__Exercise aim__: Print all of the lines exactly. Any picture among them stays out.

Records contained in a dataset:
+ + + +

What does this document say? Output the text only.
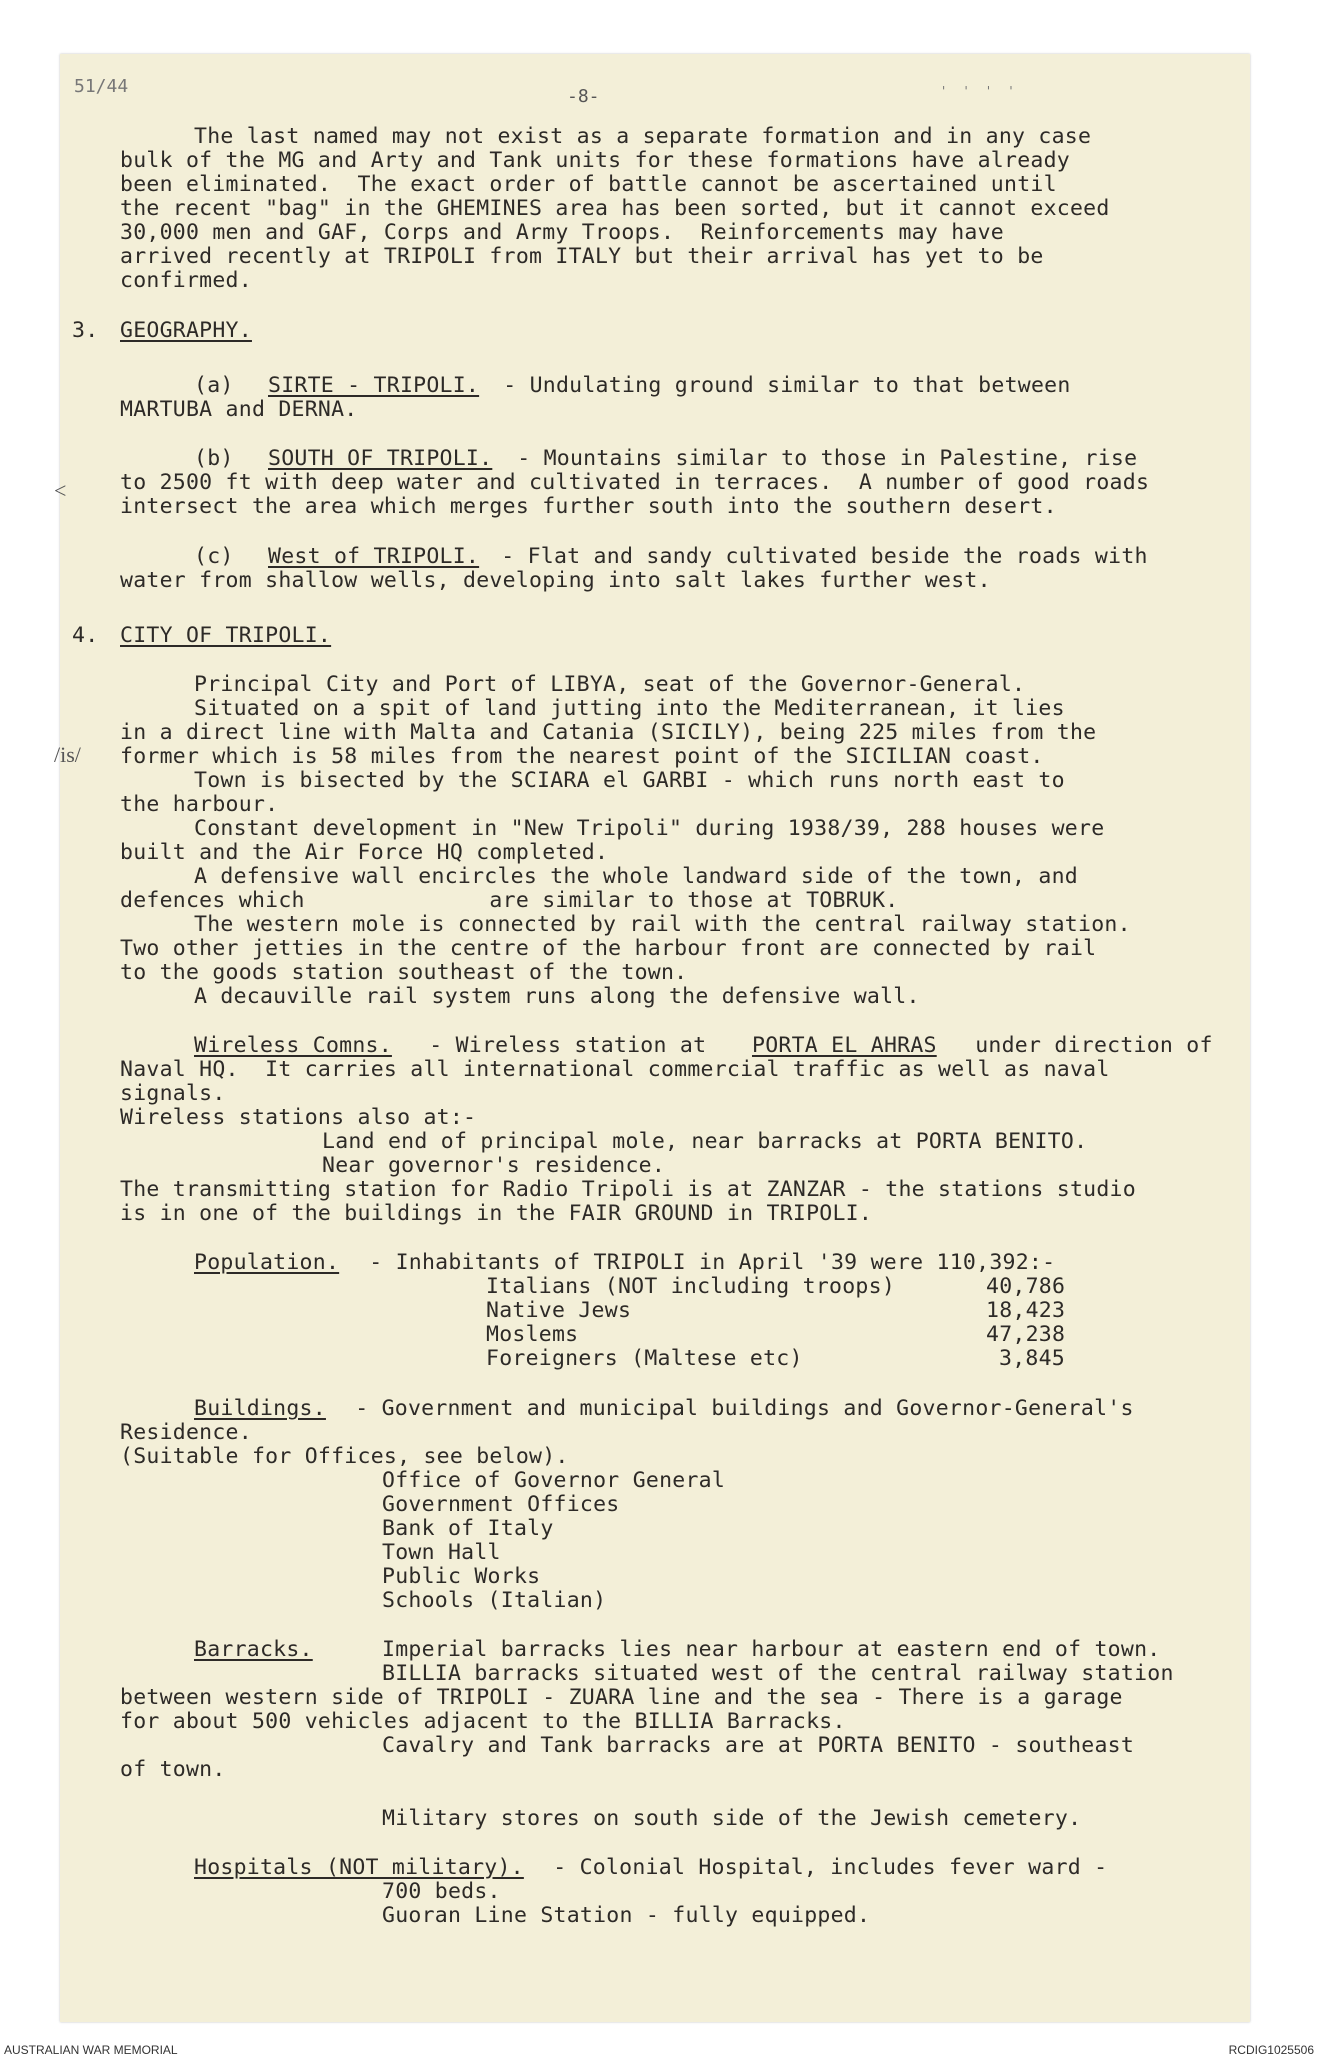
51/44	-8-	' ' ' '
The last named may not exist as a separate formation and in any case
bulk of the MG and Arty and Tank units for these formations have already
been eliminated.  The exact order of battle cannot be ascertained until
the recent "bag" in the GHEMINES area has been sorted, but it cannot exceed
30,000 men and GAF, Corps and Army Troops.  Reinforcements may have
arrived recently at TRIPOLI from ITALY but their arrival has yet to be
confirmed.
3. GEOGRAPHY.
(a) SIRTE - TRIPOLI. - Undulating ground similar to that between
MARTUBA and DERNA.
(b) SOUTH OF TRIPOLI. - Mountains similar to those in Palestine, rise
to 2500 ft with deep water and cultivated in terraces.  A number of good roads
intersect the area which merges further south into the southern desert.
<
(c) West of TRIPOLI. - Flat and sandy cultivated beside the roads with
water from shallow wells, developing into salt lakes further west.
4. CITY OF TRIPOLI.
Principal City and Port of LIBYA, seat of the Governor-General.
Situated on a spit of land jutting into the Mediterranean, it lies
in a direct line with Malta and Catania (SICILY), being 225 miles from the
former which is 58 miles from the nearest point of the SICILIAN coast.
/is/
Town is bisected by the SCIARA el GARBI - which runs north east to
the harbour.
Constant development in "New Tripoli" during 1938/39, 288 houses were
built and the Air Force HQ completed.
A defensive wall encircles the whole landward side of the town, and
defences which              are similar to those at TOBRUK.
The western mole is connected by rail with the central railway station.
Two other jetties in the centre of the harbour front are connected by rail
to the goods station southeast of the town.
A decauville rail system runs along the defensive wall.
Wireless Comns. - Wireless station at PORTA EL AHRAS under direction of
Naval HQ.  It carries all international commercial traffic as well as naval
signals.
Wireless stations also at:-
Land end of principal mole, near barracks at PORTA BENITO.
Near governor's residence.
The transmitting station for Radio Tripoli is at ZANZAR - the stations studio
is in one of the buildings in the FAIR GROUND in TRIPOLI.
Population. - Inhabitants of TRIPOLI in April '39 were 110,392:-
Italians (NOT including troops)	40,786
Native Jews	18,423
Moslems	47,238
Foreigners (Maltese etc)	3,845
Buildings. - Government and municipal buildings and Governor-General's
Residence.
(Suitable for Offices, see below).
Office of Governor General
Government Offices
Bank of Italy
Town Hall
Public Works
Schools (Italian)
Barracks.	Imperial barracks lies near harbour at eastern end of town.
BILLIA barracks situated west of the central railway station
between western side of TRIPOLI - ZUARA line and the sea - There is a garage
for about 500 vehicles adjacent to the BILLIA Barracks.
Cavalry and Tank barracks are at PORTA BENITO - southeast
of town.
Military stores on south side of the Jewish cemetery.
Hospitals (NOT military). - Colonial Hospital, includes fever ward -
700 beds.
Guoran Line Station - fully equipped.
AUSTRALIAN WAR MEMORIAL	RCDIG1025506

+ + + +

__The completed task__:
What does this document say? Output the text only.
51/44	-8-	' ' ' '
The last named may not exist as a separate formation and in any case
bulk of the MG and Arty and Tank units for these formations have already
been eliminated.  The exact order of battle cannot be ascertained until
the recent "bag" in the GHEMINES area has been sorted, but it cannot exceed
30,000 men and GAF, Corps and Army Troops.  Reinforcements may have
arrived recently at TRIPOLI from ITALY but their arrival has yet to be
confirmed.
3. GEOGRAPHY.
(a) SIRTE - TRIPOLI. - Undulating ground similar to that between
MARTUBA and DERNA.
(b) SOUTH OF TRIPOLI. - Mountains similar to those in Palestine, rise
to 2500 ft with deep water and cultivated in terraces.  A number of good roads
intersect the area which merges further south into the southern desert.
<
(c) West of TRIPOLI. - Flat and sandy cultivated beside the roads with
water from shallow wells, developing into salt lakes further west.
4. CITY OF TRIPOLI.
Principal City and Port of LIBYA, seat of the Governor-General.
Situated on a spit of land jutting into the Mediterranean, it lies
in a direct line with Malta and Catania (SICILY), being 225 miles from the
former which is 58 miles from the nearest point of the SICILIAN coast.
/is/
Town is bisected by the SCIARA el GARBI - which runs north east to
the harbour.
Constant development in "New Tripoli" during 1938/39, 288 houses were
built and the Air Force HQ completed.
A defensive wall encircles the whole landward side of the town, and
defences which              are similar to those at TOBRUK.
The western mole is connected by rail with the central railway station.
Two other jetties in the centre of the harbour front are connected by rail
to the goods station southeast of the town.
A decauville rail system runs along the defensive wall.
Wireless Comns. - Wireless station at PORTA EL AHRAS under direction of
Naval HQ.  It carries all international commercial traffic as well as naval
signals.
Wireless stations also at:-
Land end of principal mole, near barracks at PORTA BENITO.
Near governor's residence.
The transmitting station for Radio Tripoli is at ZANZAR - the stations studio
is in one of the buildings in the FAIR GROUND in TRIPOLI.
Population. - Inhabitants of TRIPOLI in April '39 were 110,392:-
Italians (NOT including troops)	40,786
Native Jews	18,423
Moslems	47,238
Foreigners (Maltese etc)	3,845
Buildings. - Government and municipal buildings and Governor-General's
Residence.
(Suitable for Offices, see below).
Office of Governor General
Government Offices
Bank of Italy
Town Hall
Public Works
Schools (Italian)
Barracks.	Imperial barracks lies near harbour at eastern end of town.
BILLIA barracks situated west of the central railway station
between western side of TRIPOLI - ZUARA line and the sea - There is a garage
for about 500 vehicles adjacent to the BILLIA Barracks.
Cavalry and Tank barracks are at PORTA BENITO - southeast
of town.
Military stores on south side of the Jewish cemetery.
Hospitals (NOT military). - Colonial Hospital, includes fever ward -
700 beds.
Guoran Line Station - fully equipped.
AUSTRALIAN WAR MEMORIAL	RCDIG1025506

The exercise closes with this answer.